Stored records

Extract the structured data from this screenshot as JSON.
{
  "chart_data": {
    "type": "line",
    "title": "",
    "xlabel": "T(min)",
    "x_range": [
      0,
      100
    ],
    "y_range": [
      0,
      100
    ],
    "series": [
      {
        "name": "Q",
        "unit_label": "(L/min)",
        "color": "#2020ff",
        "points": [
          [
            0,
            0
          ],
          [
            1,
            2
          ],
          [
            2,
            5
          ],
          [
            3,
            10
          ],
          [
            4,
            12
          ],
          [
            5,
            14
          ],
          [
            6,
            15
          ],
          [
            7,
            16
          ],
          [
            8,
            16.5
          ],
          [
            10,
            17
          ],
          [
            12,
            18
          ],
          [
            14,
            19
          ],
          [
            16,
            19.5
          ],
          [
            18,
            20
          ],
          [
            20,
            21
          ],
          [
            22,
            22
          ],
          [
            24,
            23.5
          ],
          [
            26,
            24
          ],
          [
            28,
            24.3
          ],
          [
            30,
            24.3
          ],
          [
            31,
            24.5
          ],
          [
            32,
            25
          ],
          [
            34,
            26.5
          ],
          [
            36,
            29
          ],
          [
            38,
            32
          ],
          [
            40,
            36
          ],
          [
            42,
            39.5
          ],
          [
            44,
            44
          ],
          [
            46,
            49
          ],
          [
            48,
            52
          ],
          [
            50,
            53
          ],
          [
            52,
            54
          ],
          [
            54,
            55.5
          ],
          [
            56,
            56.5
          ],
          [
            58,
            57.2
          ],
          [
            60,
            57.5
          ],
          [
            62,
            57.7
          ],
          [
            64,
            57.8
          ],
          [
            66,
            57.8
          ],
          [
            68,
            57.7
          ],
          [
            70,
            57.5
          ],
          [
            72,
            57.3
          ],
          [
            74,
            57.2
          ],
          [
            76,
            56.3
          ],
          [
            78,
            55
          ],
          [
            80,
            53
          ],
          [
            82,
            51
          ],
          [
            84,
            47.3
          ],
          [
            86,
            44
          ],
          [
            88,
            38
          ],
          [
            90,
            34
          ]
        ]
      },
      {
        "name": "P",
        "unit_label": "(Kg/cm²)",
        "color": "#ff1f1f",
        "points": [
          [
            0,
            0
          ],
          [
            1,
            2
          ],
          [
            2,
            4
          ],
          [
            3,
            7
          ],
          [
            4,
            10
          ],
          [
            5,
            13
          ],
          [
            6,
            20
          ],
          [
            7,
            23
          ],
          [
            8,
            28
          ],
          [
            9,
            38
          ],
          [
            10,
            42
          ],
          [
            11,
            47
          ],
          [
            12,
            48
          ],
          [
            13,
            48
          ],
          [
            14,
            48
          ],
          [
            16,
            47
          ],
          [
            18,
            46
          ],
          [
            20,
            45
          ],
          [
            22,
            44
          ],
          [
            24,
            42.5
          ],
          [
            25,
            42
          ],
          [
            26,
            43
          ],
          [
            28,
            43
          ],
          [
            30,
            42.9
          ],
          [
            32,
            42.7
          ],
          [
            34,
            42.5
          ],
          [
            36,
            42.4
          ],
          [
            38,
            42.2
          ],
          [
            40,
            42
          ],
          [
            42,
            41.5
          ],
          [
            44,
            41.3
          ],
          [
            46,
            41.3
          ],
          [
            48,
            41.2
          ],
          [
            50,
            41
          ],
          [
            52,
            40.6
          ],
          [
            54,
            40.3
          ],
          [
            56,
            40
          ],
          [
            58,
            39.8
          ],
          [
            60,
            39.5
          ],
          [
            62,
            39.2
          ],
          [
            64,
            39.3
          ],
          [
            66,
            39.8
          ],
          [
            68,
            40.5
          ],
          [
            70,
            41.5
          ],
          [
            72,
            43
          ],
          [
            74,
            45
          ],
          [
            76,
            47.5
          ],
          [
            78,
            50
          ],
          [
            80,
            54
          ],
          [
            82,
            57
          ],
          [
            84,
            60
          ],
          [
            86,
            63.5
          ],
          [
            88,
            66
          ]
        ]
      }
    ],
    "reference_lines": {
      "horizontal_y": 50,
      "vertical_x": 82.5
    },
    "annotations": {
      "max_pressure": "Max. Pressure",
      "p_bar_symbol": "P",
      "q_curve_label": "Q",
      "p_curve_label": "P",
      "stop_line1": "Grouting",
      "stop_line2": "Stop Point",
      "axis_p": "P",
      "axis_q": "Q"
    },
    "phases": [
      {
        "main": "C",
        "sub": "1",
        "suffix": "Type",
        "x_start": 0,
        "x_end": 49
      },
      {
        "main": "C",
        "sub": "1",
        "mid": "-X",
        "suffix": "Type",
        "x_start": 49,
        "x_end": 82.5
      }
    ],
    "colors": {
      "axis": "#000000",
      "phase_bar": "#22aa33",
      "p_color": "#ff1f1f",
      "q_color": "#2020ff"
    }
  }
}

What to produce — Repeat each record in full; every line must match exactly.

Full solution —
Extract the structured data from this screenshot as JSON.
{
  "chart_data": {
    "type": "line",
    "title": "",
    "xlabel": "T(min)",
    "x_range": [
      0,
      100
    ],
    "y_range": [
      0,
      100
    ],
    "series": [
      {
        "name": "Q",
        "unit_label": "(L/min)",
        "color": "#2020ff",
        "points": [
          [
            0,
            0
          ],
          [
            1,
            2
          ],
          [
            2,
            5
          ],
          [
            3,
            10
          ],
          [
            4,
            12
          ],
          [
            5,
            14
          ],
          [
            6,
            15
          ],
          [
            7,
            16
          ],
          [
            8,
            16.5
          ],
          [
            10,
            17
          ],
          [
            12,
            18
          ],
          [
            14,
            19
          ],
          [
            16,
            19.5
          ],
          [
            18,
            20
          ],
          [
            20,
            21
          ],
          [
            22,
            22
          ],
          [
            24,
            23.5
          ],
          [
            26,
            24
          ],
          [
            28,
            24.3
          ],
          [
            30,
            24.3
          ],
          [
            31,
            24.5
          ],
          [
            32,
            25
          ],
          [
            34,
            26.5
          ],
          [
            36,
            29
          ],
          [
            38,
            32
          ],
          [
            40,
            36
          ],
          [
            42,
            39.5
          ],
          [
            44,
            44
          ],
          [
            46,
            49
          ],
          [
            48,
            52
          ],
          [
            50,
            53
          ],
          [
            52,
            54
          ],
          [
            54,
            55.5
          ],
          [
            56,
            56.5
          ],
          [
            58,
            57.2
          ],
          [
            60,
            57.5
          ],
          [
            62,
            57.7
          ],
          [
            64,
            57.8
          ],
          [
            66,
            57.8
          ],
          [
            68,
            57.7
          ],
          [
            70,
            57.5
          ],
          [
            72,
            57.3
          ],
          [
            74,
            57.2
          ],
          [
            76,
            56.3
          ],
          [
            78,
            55
          ],
          [
            80,
            53
          ],
          [
            82,
            51
          ],
          [
            84,
            47.3
          ],
          [
            86,
            44
          ],
          [
            88,
            38
          ],
          [
            90,
            34
          ]
        ]
      },
      {
        "name": "P",
        "unit_label": "(Kg/cm²)",
        "color": "#ff1f1f",
        "points": [
          [
            0,
            0
          ],
          [
            1,
            2
          ],
          [
            2,
            4
          ],
          [
            3,
            7
          ],
          [
            4,
            10
          ],
          [
            5,
            13
          ],
          [
            6,
            20
          ],
          [
            7,
            23
          ],
          [
            8,
            28
          ],
          [
            9,
            38
          ],
          [
            10,
            42
          ],
          [
            11,
            47
          ],
          [
            12,
            48
          ],
          [
            13,
            48
          ],
          [
            14,
            48
          ],
          [
            16,
            47
          ],
          [
            18,
            46
          ],
          [
            20,
            45
          ],
          [
            22,
            44
          ],
          [
            24,
            42.5
          ],
          [
            25,
            42
          ],
          [
            26,
            43
          ],
          [
            28,
            43
          ],
          [
            30,
            42.9
          ],
          [
            32,
            42.7
          ],
          [
            34,
            42.5
          ],
          [
            36,
            42.4
          ],
          [
            38,
            42.2
          ],
          [
            40,
            42
          ],
          [
            42,
            41.5
          ],
          [
            44,
            41.3
          ],
          [
            46,
            41.3
          ],
          [
            48,
            41.2
          ],
          [
            50,
            41
          ],
          [
            52,
            40.6
          ],
          [
            54,
            40.3
          ],
          [
            56,
            40
          ],
          [
            58,
            39.8
          ],
          [
            60,
            39.5
          ],
          [
            62,
            39.2
          ],
          [
            64,
            39.3
          ],
          [
            66,
            39.8
          ],
          [
            68,
            40.5
          ],
          [
            70,
            41.5
          ],
          [
            72,
            43
          ],
          [
            74,
            45
          ],
          [
            76,
            47.5
          ],
          [
            78,
            50
          ],
          [
            80,
            54
          ],
          [
            82,
            57
          ],
          [
            84,
            60
          ],
          [
            86,
            63.5
          ],
          [
            88,
            66
          ]
        ]
      }
    ],
    "reference_lines": {
      "horizontal_y": 50,
      "vertical_x": 82.5
    },
    "annotations": {
      "max_pressure": "Max. Pressure",
      "p_bar_symbol": "P",
      "q_curve_label": "Q",
      "p_curve_label": "P",
      "stop_line1": "Grouting",
      "stop_line2": "Stop Point",
      "axis_p": "P",
      "axis_q": "Q"
    },
    "phases": [
      {
        "main": "C",
        "sub": "1",
        "suffix": "Type",
        "x_start": 0,
        "x_end": 49
      },
      {
        "main": "C",
        "sub": "1",
        "mid": "-X",
        "suffix": "Type",
        "x_start": 49,
        "x_end": 82.5
      }
    ],
    "colors": {
      "axis": "#000000",
      "phase_bar": "#22aa33",
      "p_color": "#ff1f1f",
      "q_color": "#2020ff"
    }
  }
}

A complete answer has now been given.